• Provided data

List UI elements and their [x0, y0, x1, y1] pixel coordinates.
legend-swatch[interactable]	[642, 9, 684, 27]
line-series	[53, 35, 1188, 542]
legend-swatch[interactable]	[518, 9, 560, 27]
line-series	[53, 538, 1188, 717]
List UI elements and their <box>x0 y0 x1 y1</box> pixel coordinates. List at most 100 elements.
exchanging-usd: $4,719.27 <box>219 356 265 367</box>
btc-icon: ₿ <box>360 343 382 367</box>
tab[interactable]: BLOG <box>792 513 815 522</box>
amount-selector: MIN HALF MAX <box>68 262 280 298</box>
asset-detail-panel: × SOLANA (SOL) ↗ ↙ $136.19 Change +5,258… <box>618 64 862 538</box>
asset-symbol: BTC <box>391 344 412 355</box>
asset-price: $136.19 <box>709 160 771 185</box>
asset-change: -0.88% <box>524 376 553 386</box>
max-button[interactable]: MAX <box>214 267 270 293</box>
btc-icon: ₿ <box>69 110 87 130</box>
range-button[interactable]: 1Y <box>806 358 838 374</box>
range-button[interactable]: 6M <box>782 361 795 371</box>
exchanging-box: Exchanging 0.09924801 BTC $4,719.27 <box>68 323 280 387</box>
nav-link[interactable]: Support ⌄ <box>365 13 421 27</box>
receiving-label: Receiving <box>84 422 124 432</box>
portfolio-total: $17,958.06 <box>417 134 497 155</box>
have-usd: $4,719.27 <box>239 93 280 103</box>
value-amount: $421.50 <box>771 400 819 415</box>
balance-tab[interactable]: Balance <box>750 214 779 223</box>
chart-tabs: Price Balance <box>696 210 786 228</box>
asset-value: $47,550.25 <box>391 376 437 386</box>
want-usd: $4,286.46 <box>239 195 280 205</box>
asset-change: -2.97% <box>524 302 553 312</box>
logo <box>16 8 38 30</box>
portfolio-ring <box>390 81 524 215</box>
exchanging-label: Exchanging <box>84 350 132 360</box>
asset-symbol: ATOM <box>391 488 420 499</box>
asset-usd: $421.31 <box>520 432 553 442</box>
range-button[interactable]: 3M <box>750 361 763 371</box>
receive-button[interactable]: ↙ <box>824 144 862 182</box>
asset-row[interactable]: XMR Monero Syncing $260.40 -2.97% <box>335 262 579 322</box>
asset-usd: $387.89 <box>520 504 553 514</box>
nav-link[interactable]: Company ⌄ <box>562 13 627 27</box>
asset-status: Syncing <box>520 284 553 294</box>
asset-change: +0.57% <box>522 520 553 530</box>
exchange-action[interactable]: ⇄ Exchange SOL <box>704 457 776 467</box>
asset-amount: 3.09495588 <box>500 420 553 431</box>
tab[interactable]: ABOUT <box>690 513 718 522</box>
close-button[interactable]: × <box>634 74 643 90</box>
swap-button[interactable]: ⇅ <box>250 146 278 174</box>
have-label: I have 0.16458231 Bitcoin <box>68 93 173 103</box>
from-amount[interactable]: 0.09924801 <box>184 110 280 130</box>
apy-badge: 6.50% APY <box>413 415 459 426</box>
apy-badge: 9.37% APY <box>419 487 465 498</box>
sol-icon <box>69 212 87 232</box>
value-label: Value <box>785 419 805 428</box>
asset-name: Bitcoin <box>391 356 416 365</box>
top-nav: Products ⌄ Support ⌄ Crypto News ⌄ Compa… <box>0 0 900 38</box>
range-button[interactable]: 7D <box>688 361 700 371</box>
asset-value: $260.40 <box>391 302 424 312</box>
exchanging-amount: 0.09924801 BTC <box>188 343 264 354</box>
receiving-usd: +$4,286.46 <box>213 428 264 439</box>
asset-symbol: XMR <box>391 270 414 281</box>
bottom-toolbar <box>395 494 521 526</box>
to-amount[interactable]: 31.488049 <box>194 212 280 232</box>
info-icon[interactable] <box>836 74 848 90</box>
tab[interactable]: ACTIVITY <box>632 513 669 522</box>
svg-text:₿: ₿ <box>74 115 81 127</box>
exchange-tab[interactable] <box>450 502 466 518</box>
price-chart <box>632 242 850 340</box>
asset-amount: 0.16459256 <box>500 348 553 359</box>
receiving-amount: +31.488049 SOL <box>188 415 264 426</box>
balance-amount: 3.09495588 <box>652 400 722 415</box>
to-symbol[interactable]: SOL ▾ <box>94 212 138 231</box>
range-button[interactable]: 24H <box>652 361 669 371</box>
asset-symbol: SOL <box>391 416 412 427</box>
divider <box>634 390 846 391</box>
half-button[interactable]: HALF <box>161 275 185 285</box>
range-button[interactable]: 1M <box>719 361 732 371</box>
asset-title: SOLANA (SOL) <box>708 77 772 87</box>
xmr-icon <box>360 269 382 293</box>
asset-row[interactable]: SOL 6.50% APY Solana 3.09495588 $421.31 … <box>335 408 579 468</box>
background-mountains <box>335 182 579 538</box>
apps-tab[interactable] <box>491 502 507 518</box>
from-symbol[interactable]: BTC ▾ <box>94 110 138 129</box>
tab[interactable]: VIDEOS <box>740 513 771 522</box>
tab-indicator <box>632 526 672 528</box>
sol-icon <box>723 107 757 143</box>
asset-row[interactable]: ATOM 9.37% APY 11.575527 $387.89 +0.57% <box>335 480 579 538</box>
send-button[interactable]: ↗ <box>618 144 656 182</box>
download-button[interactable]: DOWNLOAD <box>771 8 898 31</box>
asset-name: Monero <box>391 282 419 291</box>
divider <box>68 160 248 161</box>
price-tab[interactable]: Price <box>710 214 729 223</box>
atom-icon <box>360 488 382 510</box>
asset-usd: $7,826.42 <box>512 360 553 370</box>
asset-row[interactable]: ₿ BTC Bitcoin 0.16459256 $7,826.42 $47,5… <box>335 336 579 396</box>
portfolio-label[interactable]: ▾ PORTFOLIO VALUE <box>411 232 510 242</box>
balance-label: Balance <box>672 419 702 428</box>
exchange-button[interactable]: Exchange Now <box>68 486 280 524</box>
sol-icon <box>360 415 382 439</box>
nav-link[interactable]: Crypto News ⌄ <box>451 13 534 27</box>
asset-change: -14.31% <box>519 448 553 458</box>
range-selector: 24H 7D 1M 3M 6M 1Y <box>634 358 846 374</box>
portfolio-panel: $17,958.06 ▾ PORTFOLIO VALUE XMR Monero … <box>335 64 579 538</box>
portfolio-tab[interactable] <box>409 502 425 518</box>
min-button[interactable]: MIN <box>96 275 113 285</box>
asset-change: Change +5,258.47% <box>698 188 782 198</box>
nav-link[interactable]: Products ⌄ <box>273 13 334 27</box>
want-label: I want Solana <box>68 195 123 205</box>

• Given instruction
Can you duplicate every one of the records above line for line, with no changes?

• Task response
List UI elements and their [x0, y0, x1, y1] pixel coordinates.
legend-swatch[interactable]	[642, 9, 684, 27]
line-series	[53, 35, 1188, 542]
legend-swatch[interactable]	[518, 9, 560, 27]
line-series	[53, 538, 1188, 717]
List UI elements and their <box>x0 y0 x1 y1</box> pixel coordinates. List at most 100 elements.
exchanging-usd: $4,719.27 <box>219 356 265 367</box>
btc-icon: ₿ <box>360 343 382 367</box>
tab[interactable]: BLOG <box>792 513 815 522</box>
amount-selector: MIN HALF MAX <box>68 262 280 298</box>
asset-detail-panel: × SOLANA (SOL) ↗ ↙ $136.19 Change +5,258… <box>618 64 862 538</box>
asset-symbol: BTC <box>391 344 412 355</box>
asset-price: $136.19 <box>709 160 771 185</box>
asset-change: -0.88% <box>524 376 553 386</box>
max-button[interactable]: MAX <box>214 267 270 293</box>
btc-icon: ₿ <box>69 110 87 130</box>
range-button[interactable]: 1Y <box>806 358 838 374</box>
range-button[interactable]: 6M <box>782 361 795 371</box>
exchanging-box: Exchanging 0.09924801 BTC $4,719.27 <box>68 323 280 387</box>
nav-link[interactable]: Support ⌄ <box>365 13 421 27</box>
receiving-label: Receiving <box>84 422 124 432</box>
portfolio-total: $17,958.06 <box>417 134 497 155</box>
have-usd: $4,719.27 <box>239 93 280 103</box>
value-amount: $421.50 <box>771 400 819 415</box>
balance-tab[interactable]: Balance <box>750 214 779 223</box>
chart-tabs: Price Balance <box>696 210 786 228</box>
asset-value: $47,550.25 <box>391 376 437 386</box>
want-usd: $4,286.46 <box>239 195 280 205</box>
asset-change: -2.97% <box>524 302 553 312</box>
logo <box>16 8 38 30</box>
portfolio-ring <box>390 81 524 215</box>
exchanging-label: Exchanging <box>84 350 132 360</box>
asset-symbol: ATOM <box>391 488 420 499</box>
asset-usd: $421.31 <box>520 432 553 442</box>
range-button[interactable]: 3M <box>750 361 763 371</box>
receive-button[interactable]: ↙ <box>824 144 862 182</box>
asset-row[interactable]: XMR Monero Syncing $260.40 -2.97% <box>335 262 579 322</box>
asset-usd: $387.89 <box>520 504 553 514</box>
nav-link[interactable]: Company ⌄ <box>562 13 627 27</box>
asset-status: Syncing <box>520 284 553 294</box>
asset-change: +0.57% <box>522 520 553 530</box>
exchange-action[interactable]: ⇄ Exchange SOL <box>704 457 776 467</box>
asset-amount: 3.09495588 <box>500 420 553 431</box>
tab[interactable]: ABOUT <box>690 513 718 522</box>
close-button[interactable]: × <box>634 74 643 90</box>
swap-button[interactable]: ⇅ <box>250 146 278 174</box>
have-label: I have 0.16458231 Bitcoin <box>68 93 173 103</box>
from-amount[interactable]: 0.09924801 <box>184 110 280 130</box>
apy-badge: 6.50% APY <box>413 415 459 426</box>
apy-badge: 9.37% APY <box>419 487 465 498</box>
sol-icon <box>69 212 87 232</box>
value-label: Value <box>785 419 805 428</box>
asset-name: Bitcoin <box>391 356 416 365</box>
top-nav: Products ⌄ Support ⌄ Crypto News ⌄ Compa… <box>0 0 900 38</box>
range-button[interactable]: 7D <box>688 361 700 371</box>
asset-value: $260.40 <box>391 302 424 312</box>
exchanging-amount: 0.09924801 BTC <box>188 343 264 354</box>
receiving-usd: +$4,286.46 <box>213 428 264 439</box>
asset-symbol: XMR <box>391 270 414 281</box>
bottom-toolbar <box>395 494 521 526</box>
to-amount[interactable]: 31.488049 <box>194 212 280 232</box>
info-icon[interactable] <box>836 74 848 90</box>
tab[interactable]: ACTIVITY <box>632 513 669 522</box>
svg-text:₿: ₿ <box>74 115 81 127</box>
exchange-tab[interactable] <box>450 502 466 518</box>
price-chart <box>632 242 850 340</box>
asset-amount: 0.16459256 <box>500 348 553 359</box>
receiving-amount: +31.488049 SOL <box>188 415 264 426</box>
balance-amount: 3.09495588 <box>652 400 722 415</box>
to-symbol[interactable]: SOL ▾ <box>94 212 138 231</box>
range-button[interactable]: 24H <box>652 361 669 371</box>
asset-symbol: SOL <box>391 416 412 427</box>
divider <box>634 390 846 391</box>
half-button[interactable]: HALF <box>161 275 185 285</box>
range-button[interactable]: 1M <box>719 361 732 371</box>
asset-title: SOLANA (SOL) <box>708 77 772 87</box>
xmr-icon <box>360 269 382 293</box>
asset-row[interactable]: SOL 6.50% APY Solana 3.09495588 $421.31 … <box>335 408 579 468</box>
background-mountains <box>335 182 579 538</box>
apps-tab[interactable] <box>491 502 507 518</box>
from-symbol[interactable]: BTC ▾ <box>94 110 138 129</box>
tab[interactable]: VIDEOS <box>740 513 771 522</box>
tab-indicator <box>632 526 672 528</box>
sol-icon <box>723 107 757 143</box>
asset-row[interactable]: ATOM 9.37% APY 11.575527 $387.89 +0.57% <box>335 480 579 538</box>
send-button[interactable]: ↗ <box>618 144 656 182</box>
download-button[interactable]: DOWNLOAD <box>771 8 898 31</box>
asset-name: Monero <box>391 282 419 291</box>
divider <box>68 160 248 161</box>
price-tab[interactable]: Price <box>710 214 729 223</box>
atom-icon <box>360 488 382 510</box>
asset-usd: $7,826.42 <box>512 360 553 370</box>
asset-row[interactable]: ₿ BTC Bitcoin 0.16459256 $7,826.42 $47,5… <box>335 336 579 396</box>
portfolio-label[interactable]: ▾ PORTFOLIO VALUE <box>411 232 510 242</box>
balance-label: Balance <box>672 419 702 428</box>
exchange-button[interactable]: Exchange Now <box>68 486 280 524</box>
sol-icon <box>360 415 382 439</box>
nav-link[interactable]: Crypto News ⌄ <box>451 13 534 27</box>
asset-change: -14.31% <box>519 448 553 458</box>
range-selector: 24H 7D 1M 3M 6M 1Y <box>634 358 846 374</box>
portfolio-panel: $17,958.06 ▾ PORTFOLIO VALUE XMR Monero … <box>335 64 579 538</box>
portfolio-tab[interactable] <box>409 502 425 518</box>
min-button[interactable]: MIN <box>96 275 113 285</box>
asset-change: Change +5,258.47% <box>698 188 782 198</box>
nav-link[interactable]: Products ⌄ <box>273 13 334 27</box>
want-label: I want Solana <box>68 195 123 205</box>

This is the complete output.